Problem requirements:
Retype the whole listing below, character for character.

(Collection entries)
+++++
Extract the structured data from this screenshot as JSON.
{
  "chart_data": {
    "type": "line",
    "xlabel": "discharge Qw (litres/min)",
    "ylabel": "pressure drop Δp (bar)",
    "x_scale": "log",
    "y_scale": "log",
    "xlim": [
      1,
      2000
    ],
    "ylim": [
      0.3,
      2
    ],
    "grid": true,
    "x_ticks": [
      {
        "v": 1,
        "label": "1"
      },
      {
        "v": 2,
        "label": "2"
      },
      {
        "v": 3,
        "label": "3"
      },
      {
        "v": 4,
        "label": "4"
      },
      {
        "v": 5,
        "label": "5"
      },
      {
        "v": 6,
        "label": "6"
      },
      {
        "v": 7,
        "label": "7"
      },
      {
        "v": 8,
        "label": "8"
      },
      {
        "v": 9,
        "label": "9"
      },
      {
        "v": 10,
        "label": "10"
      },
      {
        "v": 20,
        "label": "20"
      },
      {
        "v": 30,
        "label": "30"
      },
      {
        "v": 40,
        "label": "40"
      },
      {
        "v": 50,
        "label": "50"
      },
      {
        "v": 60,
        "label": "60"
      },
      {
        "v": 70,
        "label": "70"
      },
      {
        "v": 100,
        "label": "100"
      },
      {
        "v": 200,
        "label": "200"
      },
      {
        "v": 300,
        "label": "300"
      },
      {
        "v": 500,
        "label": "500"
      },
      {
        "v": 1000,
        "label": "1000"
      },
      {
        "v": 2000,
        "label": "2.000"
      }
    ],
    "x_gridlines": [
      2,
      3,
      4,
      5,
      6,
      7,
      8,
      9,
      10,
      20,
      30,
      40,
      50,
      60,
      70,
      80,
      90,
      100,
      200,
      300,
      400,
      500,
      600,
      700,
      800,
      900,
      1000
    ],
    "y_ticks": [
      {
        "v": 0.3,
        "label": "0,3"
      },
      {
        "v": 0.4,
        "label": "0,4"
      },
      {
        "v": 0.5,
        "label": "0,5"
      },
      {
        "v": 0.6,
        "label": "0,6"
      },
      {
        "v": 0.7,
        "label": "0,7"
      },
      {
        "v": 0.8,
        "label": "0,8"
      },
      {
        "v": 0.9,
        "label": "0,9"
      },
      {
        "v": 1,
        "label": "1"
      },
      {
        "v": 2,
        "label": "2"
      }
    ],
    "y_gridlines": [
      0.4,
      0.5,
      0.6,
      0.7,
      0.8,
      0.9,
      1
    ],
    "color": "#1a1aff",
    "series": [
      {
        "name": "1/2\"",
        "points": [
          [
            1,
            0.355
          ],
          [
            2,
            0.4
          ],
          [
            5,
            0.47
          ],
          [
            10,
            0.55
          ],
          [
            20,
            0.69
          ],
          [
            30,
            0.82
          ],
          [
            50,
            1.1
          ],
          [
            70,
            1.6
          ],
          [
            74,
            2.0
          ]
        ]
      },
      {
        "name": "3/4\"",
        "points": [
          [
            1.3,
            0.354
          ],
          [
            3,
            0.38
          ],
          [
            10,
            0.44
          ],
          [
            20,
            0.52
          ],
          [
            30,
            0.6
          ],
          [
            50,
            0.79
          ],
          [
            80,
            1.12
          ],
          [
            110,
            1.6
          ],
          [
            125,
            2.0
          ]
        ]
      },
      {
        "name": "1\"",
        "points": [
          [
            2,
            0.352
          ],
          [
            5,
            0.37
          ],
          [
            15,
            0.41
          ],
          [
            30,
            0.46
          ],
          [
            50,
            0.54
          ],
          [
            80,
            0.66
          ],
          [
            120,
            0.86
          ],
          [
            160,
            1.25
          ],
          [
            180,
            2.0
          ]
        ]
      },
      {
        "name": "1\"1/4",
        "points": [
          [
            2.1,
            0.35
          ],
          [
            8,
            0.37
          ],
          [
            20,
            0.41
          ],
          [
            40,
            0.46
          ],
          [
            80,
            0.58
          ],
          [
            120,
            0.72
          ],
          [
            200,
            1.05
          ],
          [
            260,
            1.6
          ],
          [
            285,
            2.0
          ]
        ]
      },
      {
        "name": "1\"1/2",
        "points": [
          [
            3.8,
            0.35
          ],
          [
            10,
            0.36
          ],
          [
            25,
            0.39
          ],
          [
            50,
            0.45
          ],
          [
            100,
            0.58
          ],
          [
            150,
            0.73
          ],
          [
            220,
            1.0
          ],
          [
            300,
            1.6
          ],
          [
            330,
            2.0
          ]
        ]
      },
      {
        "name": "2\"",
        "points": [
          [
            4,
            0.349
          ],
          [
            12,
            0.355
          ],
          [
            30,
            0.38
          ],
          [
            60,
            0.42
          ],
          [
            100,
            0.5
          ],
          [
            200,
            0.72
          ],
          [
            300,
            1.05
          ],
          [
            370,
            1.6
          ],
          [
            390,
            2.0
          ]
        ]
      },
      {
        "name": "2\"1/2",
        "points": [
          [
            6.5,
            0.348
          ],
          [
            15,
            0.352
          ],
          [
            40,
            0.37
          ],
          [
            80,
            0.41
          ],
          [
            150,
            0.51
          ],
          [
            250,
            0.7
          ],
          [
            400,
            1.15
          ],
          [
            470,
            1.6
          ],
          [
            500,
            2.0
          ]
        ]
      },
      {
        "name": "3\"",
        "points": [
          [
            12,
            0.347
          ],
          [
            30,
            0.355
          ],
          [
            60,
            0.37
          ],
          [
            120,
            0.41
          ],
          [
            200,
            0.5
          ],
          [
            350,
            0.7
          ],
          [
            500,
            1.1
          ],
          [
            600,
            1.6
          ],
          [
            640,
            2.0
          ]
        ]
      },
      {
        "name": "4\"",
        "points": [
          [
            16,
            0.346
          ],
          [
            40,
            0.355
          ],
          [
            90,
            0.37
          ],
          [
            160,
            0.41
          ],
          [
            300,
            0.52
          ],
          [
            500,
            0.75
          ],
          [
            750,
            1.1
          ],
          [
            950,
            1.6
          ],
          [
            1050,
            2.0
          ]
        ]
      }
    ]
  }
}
+++++
Answer below:
Extract the structured data from this screenshot as JSON.
{
  "chart_data": {
    "type": "line",
    "xlabel": "discharge Qw (litres/min)",
    "ylabel": "pressure drop Δp (bar)",
    "x_scale": "log",
    "y_scale": "log",
    "xlim": [
      1,
      2000
    ],
    "ylim": [
      0.3,
      2
    ],
    "grid": true,
    "x_ticks": [
      {
        "v": 1,
        "label": "1"
      },
      {
        "v": 2,
        "label": "2"
      },
      {
        "v": 3,
        "label": "3"
      },
      {
        "v": 4,
        "label": "4"
      },
      {
        "v": 5,
        "label": "5"
      },
      {
        "v": 6,
        "label": "6"
      },
      {
        "v": 7,
        "label": "7"
      },
      {
        "v": 8,
        "label": "8"
      },
      {
        "v": 9,
        "label": "9"
      },
      {
        "v": 10,
        "label": "10"
      },
      {
        "v": 20,
        "label": "20"
      },
      {
        "v": 30,
        "label": "30"
      },
      {
        "v": 40,
        "label": "40"
      },
      {
        "v": 50,
        "label": "50"
      },
      {
        "v": 60,
        "label": "60"
      },
      {
        "v": 70,
        "label": "70"
      },
      {
        "v": 100,
        "label": "100"
      },
      {
        "v": 200,
        "label": "200"
      },
      {
        "v": 300,
        "label": "300"
      },
      {
        "v": 500,
        "label": "500"
      },
      {
        "v": 1000,
        "label": "1000"
      },
      {
        "v": 2000,
        "label": "2.000"
      }
    ],
    "x_gridlines": [
      2,
      3,
      4,
      5,
      6,
      7,
      8,
      9,
      10,
      20,
      30,
      40,
      50,
      60,
      70,
      80,
      90,
      100,
      200,
      300,
      400,
      500,
      600,
      700,
      800,
      900,
      1000
    ],
    "y_ticks": [
      {
        "v": 0.3,
        "label": "0,3"
      },
      {
        "v": 0.4,
        "label": "0,4"
      },
      {
        "v": 0.5,
        "label": "0,5"
      },
      {
        "v": 0.6,
        "label": "0,6"
      },
      {
        "v": 0.7,
        "label": "0,7"
      },
      {
        "v": 0.8,
        "label": "0,8"
      },
      {
        "v": 0.9,
        "label": "0,9"
      },
      {
        "v": 1,
        "label": "1"
      },
      {
        "v": 2,
        "label": "2"
      }
    ],
    "y_gridlines": [
      0.4,
      0.5,
      0.6,
      0.7,
      0.8,
      0.9,
      1
    ],
    "color": "#1a1aff",
    "series": [
      {
        "name": "1/2\"",
        "points": [
          [
            1,
            0.355
          ],
          [
            2,
            0.4
          ],
          [
            5,
            0.47
          ],
          [
            10,
            0.55
          ],
          [
            20,
            0.69
          ],
          [
            30,
            0.82
          ],
          [
            50,
            1.1
          ],
          [
            70,
            1.6
          ],
          [
            74,
            2.0
          ]
        ]
      },
      {
        "name": "3/4\"",
        "points": [
          [
            1.3,
            0.354
          ],
          [
            3,
            0.38
          ],
          [
            10,
            0.44
          ],
          [
            20,
            0.52
          ],
          [
            30,
            0.6
          ],
          [
            50,
            0.79
          ],
          [
            80,
            1.12
          ],
          [
            110,
            1.6
          ],
          [
            125,
            2.0
          ]
        ]
      },
      {
        "name": "1\"",
        "points": [
          [
            2,
            0.352
          ],
          [
            5,
            0.37
          ],
          [
            15,
            0.41
          ],
          [
            30,
            0.46
          ],
          [
            50,
            0.54
          ],
          [
            80,
            0.66
          ],
          [
            120,
            0.86
          ],
          [
            160,
            1.25
          ],
          [
            180,
            2.0
          ]
        ]
      },
      {
        "name": "1\"1/4",
        "points": [
          [
            2.1,
            0.35
          ],
          [
            8,
            0.37
          ],
          [
            20,
            0.41
          ],
          [
            40,
            0.46
          ],
          [
            80,
            0.58
          ],
          [
            120,
            0.72
          ],
          [
            200,
            1.05
          ],
          [
            260,
            1.6
          ],
          [
            285,
            2.0
          ]
        ]
      },
      {
        "name": "1\"1/2",
        "points": [
          [
            3.8,
            0.35
          ],
          [
            10,
            0.36
          ],
          [
            25,
            0.39
          ],
          [
            50,
            0.45
          ],
          [
            100,
            0.58
          ],
          [
            150,
            0.73
          ],
          [
            220,
            1.0
          ],
          [
            300,
            1.6
          ],
          [
            330,
            2.0
          ]
        ]
      },
      {
        "name": "2\"",
        "points": [
          [
            4,
            0.349
          ],
          [
            12,
            0.355
          ],
          [
            30,
            0.38
          ],
          [
            60,
            0.42
          ],
          [
            100,
            0.5
          ],
          [
            200,
            0.72
          ],
          [
            300,
            1.05
          ],
          [
            370,
            1.6
          ],
          [
            390,
            2.0
          ]
        ]
      },
      {
        "name": "2\"1/2",
        "points": [
          [
            6.5,
            0.348
          ],
          [
            15,
            0.352
          ],
          [
            40,
            0.37
          ],
          [
            80,
            0.41
          ],
          [
            150,
            0.51
          ],
          [
            250,
            0.7
          ],
          [
            400,
            1.15
          ],
          [
            470,
            1.6
          ],
          [
            500,
            2.0
          ]
        ]
      },
      {
        "name": "3\"",
        "points": [
          [
            12,
            0.347
          ],
          [
            30,
            0.355
          ],
          [
            60,
            0.37
          ],
          [
            120,
            0.41
          ],
          [
            200,
            0.5
          ],
          [
            350,
            0.7
          ],
          [
            500,
            1.1
          ],
          [
            600,
            1.6
          ],
          [
            640,
            2.0
          ]
        ]
      },
      {
        "name": "4\"",
        "points": [
          [
            16,
            0.346
          ],
          [
            40,
            0.355
          ],
          [
            90,
            0.37
          ],
          [
            160,
            0.41
          ],
          [
            300,
            0.52
          ],
          [
            500,
            0.75
          ],
          [
            750,
            1.1
          ],
          [
            950,
            1.6
          ],
          [
            1050,
            2.0
          ]
        ]
      }
    ]
  }
}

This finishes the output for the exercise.